Data records:

━━━━━━━━

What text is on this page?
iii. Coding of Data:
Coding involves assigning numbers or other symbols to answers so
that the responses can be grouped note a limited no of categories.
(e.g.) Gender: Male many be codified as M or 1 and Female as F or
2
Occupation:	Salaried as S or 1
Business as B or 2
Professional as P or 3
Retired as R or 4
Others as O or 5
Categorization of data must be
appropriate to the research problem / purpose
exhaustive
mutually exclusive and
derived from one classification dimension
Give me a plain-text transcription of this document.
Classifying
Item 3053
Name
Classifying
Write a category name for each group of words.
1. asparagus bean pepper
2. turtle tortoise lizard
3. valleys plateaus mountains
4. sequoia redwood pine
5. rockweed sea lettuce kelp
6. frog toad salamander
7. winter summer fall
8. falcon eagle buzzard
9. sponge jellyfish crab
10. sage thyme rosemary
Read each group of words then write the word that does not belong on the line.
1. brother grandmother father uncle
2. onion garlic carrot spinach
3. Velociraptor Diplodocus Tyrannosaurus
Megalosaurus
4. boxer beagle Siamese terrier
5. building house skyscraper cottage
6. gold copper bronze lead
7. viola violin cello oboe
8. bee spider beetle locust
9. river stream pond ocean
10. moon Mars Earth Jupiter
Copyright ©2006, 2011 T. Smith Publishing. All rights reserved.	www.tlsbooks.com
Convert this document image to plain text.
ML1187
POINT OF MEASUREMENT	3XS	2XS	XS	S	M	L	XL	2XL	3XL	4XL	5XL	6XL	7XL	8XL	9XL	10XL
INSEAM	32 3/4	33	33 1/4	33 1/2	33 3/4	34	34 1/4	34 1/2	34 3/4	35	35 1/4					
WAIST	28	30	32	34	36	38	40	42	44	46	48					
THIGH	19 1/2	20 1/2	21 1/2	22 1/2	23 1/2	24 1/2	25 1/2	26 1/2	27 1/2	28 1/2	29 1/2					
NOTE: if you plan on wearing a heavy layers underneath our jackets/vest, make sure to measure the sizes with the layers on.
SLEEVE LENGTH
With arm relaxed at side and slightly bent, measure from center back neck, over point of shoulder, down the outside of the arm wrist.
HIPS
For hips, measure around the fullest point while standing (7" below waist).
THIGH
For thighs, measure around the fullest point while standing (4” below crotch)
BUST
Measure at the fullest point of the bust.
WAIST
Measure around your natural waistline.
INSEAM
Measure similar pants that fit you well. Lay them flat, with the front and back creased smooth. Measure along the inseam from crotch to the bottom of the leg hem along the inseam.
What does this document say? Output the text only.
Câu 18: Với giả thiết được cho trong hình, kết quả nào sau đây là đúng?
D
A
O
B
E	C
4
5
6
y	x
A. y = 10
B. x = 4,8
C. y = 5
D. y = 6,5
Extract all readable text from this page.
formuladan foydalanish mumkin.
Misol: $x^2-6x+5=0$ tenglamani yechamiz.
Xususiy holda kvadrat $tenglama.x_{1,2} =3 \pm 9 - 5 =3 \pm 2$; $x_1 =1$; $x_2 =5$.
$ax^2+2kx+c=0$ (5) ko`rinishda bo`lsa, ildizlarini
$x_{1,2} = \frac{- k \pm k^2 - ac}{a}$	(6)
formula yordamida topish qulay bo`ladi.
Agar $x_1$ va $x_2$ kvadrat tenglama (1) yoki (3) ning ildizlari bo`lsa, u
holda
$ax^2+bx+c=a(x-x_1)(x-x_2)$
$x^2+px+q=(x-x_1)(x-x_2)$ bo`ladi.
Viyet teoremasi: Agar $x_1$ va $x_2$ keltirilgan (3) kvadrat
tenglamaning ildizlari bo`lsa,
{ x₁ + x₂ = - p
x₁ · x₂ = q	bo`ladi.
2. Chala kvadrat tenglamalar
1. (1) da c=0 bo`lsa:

━━━━━━━━

__Given problem__
Write down every line of the data exactly as it appears above.

__Complete output__
What text is on this page?
iii. Coding of Data:
Coding involves assigning numbers or other symbols to answers so
that the responses can be grouped note a limited no of categories.
(e.g.) Gender: Male many be codified as M or 1 and Female as F or
2
Occupation:	Salaried as S or 1
Business as B or 2
Professional as P or 3
Retired as R or 4
Others as O or 5
Categorization of data must be
appropriate to the research problem / purpose
exhaustive
mutually exclusive and
derived from one classification dimension
Give me a plain-text transcription of this document.
Classifying
Item 3053
Name
Classifying
Write a category name for each group of words.
1. asparagus bean pepper
2. turtle tortoise lizard
3. valleys plateaus mountains
4. sequoia redwood pine
5. rockweed sea lettuce kelp
6. frog toad salamander
7. winter summer fall
8. falcon eagle buzzard
9. sponge jellyfish crab
10. sage thyme rosemary
Read each group of words then write the word that does not belong on the line.
1. brother grandmother father uncle
2. onion garlic carrot spinach
3. Velociraptor Diplodocus Tyrannosaurus
Megalosaurus
4. boxer beagle Siamese terrier
5. building house skyscraper cottage
6. gold copper bronze lead
7. viola violin cello oboe
8. bee spider beetle locust
9. river stream pond ocean
10. moon Mars Earth Jupiter
Copyright ©2006, 2011 T. Smith Publishing. All rights reserved.	www.tlsbooks.com
Convert this document image to plain text.
ML1187
POINT OF MEASUREMENT	3XS	2XS	XS	S	M	L	XL	2XL	3XL	4XL	5XL	6XL	7XL	8XL	9XL	10XL
INSEAM	32 3/4	33	33 1/4	33 1/2	33 3/4	34	34 1/4	34 1/2	34 3/4	35	35 1/4					
WAIST	28	30	32	34	36	38	40	42	44	46	48					
THIGH	19 1/2	20 1/2	21 1/2	22 1/2	23 1/2	24 1/2	25 1/2	26 1/2	27 1/2	28 1/2	29 1/2					
NOTE: if you plan on wearing a heavy layers underneath our jackets/vest, make sure to measure the sizes with the layers on.
SLEEVE LENGTH
With arm relaxed at side and slightly bent, measure from center back neck, over point of shoulder, down the outside of the arm wrist.
HIPS
For hips, measure around the fullest point while standing (7" below waist).
THIGH
For thighs, measure around the fullest point while standing (4” below crotch)
BUST
Measure at the fullest point of the bust.
WAIST
Measure around your natural waistline.
INSEAM
Measure similar pants that fit you well. Lay them flat, with the front and back creased smooth. Measure along the inseam from crotch to the bottom of the leg hem along the inseam.
What does this document say? Output the text only.
Câu 18: Với giả thiết được cho trong hình, kết quả nào sau đây là đúng?
D
A
O
B
E	C
4
5
6
y	x
A. y = 10
B. x = 4,8
C. y = 5
D. y = 6,5
Extract all readable text from this page.
formuladan foydalanish mumkin.
Misol: $x^2-6x+5=0$ tenglamani yechamiz.
Xususiy holda kvadrat $tenglama.x_{1,2} =3 \pm 9 - 5 =3 \pm 2$; $x_1 =1$; $x_2 =5$.
$ax^2+2kx+c=0$ (5) ko`rinishda bo`lsa, ildizlarini
$x_{1,2} = \frac{- k \pm k^2 - ac}{a}$	(6)
formula yordamida topish qulay bo`ladi.
Agar $x_1$ va $x_2$ kvadrat tenglama (1) yoki (3) ning ildizlari bo`lsa, u
holda
$ax^2+bx+c=a(x-x_1)(x-x_2)$
$x^2+px+q=(x-x_1)(x-x_2)$ bo`ladi.
Viyet teoremasi: Agar $x_1$ va $x_2$ keltirilgan (3) kvadrat
tenglamaning ildizlari bo`lsa,
{ x₁ + x₂ = - p
x₁ · x₂ = q	bo`ladi.
2. Chala kvadrat tenglamalar
1. (1) da c=0 bo`lsa:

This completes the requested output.